### Quoted passage
++++
Credo
I've written thousands of words in this space about things I no longer believe, and why I have lost my faith in them. Ironically, my favorite part of the church service used to be the recitation of the creed. Methodism is not a creedal faith--the church has no official statement of beliefs (don't tell the conservative Good News lobby this unless you're up for a thumping of Biblical proportions)--but most Methodists spend a couple of minutes every Sunday speaking a creed in unison. Because none of them is official, there can be a different one each week. I liked the Apostles' Creed for its conciseness, and because I could say it from memory; and the Creed of the United Church of Canada for its contemporary social justice orientation. The Nicene Creed, on the other hand, felt like an exercise in dogmatics, which is exactly what it was intended to be from the beginning: a bureaucratic summary of those beliefs deemed essential to Roman Catholicism. For much of the history of the Roman Church, Catholics were required to believe everything in this creed, under pain of Inquisition.
++++
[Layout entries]
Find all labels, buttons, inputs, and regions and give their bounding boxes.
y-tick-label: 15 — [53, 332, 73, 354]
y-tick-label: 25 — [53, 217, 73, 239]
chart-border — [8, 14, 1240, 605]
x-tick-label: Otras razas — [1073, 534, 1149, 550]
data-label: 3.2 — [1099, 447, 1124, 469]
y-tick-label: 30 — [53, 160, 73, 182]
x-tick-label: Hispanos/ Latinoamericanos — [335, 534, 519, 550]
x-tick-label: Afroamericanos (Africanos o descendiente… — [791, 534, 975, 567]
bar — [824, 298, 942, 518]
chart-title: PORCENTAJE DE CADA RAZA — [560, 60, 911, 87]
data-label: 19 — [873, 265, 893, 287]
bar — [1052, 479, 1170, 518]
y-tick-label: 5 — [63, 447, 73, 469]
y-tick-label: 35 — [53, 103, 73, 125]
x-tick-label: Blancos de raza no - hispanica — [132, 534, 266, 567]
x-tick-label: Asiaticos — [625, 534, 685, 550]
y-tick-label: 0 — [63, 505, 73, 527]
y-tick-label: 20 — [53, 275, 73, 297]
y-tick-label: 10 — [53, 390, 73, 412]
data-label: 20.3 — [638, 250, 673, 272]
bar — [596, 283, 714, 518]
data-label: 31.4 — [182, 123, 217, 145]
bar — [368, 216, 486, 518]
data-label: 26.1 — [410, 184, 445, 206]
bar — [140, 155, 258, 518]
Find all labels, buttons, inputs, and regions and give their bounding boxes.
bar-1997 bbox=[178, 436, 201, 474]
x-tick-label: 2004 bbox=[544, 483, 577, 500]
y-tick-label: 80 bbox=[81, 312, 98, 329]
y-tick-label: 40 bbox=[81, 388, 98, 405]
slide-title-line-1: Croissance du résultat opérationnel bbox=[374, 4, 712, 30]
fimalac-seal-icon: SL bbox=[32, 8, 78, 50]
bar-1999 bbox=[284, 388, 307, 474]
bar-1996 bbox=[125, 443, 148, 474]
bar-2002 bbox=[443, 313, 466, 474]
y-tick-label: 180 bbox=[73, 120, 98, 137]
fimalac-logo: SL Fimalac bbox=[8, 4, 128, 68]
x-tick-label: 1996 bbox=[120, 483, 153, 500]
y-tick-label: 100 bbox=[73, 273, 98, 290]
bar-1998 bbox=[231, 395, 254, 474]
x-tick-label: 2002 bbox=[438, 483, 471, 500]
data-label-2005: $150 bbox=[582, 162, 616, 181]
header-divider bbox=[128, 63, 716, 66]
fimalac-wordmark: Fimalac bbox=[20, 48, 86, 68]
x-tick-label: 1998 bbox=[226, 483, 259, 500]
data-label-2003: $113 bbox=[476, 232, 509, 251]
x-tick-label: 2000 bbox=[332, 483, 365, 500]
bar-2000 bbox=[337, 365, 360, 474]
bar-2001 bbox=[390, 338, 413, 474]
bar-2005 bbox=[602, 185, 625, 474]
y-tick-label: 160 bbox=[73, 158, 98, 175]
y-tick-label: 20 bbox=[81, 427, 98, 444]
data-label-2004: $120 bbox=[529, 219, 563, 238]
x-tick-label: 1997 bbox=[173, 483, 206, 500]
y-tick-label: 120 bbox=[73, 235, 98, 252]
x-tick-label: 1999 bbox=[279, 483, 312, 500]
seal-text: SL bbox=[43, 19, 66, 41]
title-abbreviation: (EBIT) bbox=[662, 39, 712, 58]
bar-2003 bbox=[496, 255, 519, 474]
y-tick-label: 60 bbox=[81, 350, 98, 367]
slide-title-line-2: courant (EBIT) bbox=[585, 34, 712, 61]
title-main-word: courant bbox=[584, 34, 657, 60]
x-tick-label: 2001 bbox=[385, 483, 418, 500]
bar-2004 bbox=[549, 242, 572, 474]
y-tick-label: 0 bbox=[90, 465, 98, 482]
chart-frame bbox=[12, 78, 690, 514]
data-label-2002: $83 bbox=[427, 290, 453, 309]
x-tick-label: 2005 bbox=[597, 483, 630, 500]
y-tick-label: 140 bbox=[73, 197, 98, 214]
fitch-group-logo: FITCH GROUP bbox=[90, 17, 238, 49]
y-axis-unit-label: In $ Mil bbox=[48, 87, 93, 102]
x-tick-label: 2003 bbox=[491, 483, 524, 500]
++++
### To-do list
(1) Do these statements agree with the Credo passage? Answer yes or no for each, quoting the words of the passage that decide it.
(a) Methodism has an official statement of beliefs.
(b) The writer could say the Apostles' Creed from memory.
(c) The sermon was once the writer's favorite part of the church service.
(2) What does the Credo passage say in reply to each of these questions?
(a) How long do most Methodists spend speaking a creed in unison every Sunday?
(b) Which creed did the writer like for its contemporary social justice orientation?
(c) For much of the history of the Roman Church, what were Catholics required to believe?

### Task-by-task answers
(1)
(a) No: "the church has no official statement of beliefs"
(b) Yes: "because I could say it from memory"
(c) No: "my favorite part of the church service used to be the recitation of the creed"

(2)
(a) A couple of minutes.
(b) The Creed of the United Church of Canada.
(c) Everything in the Nicene Creed.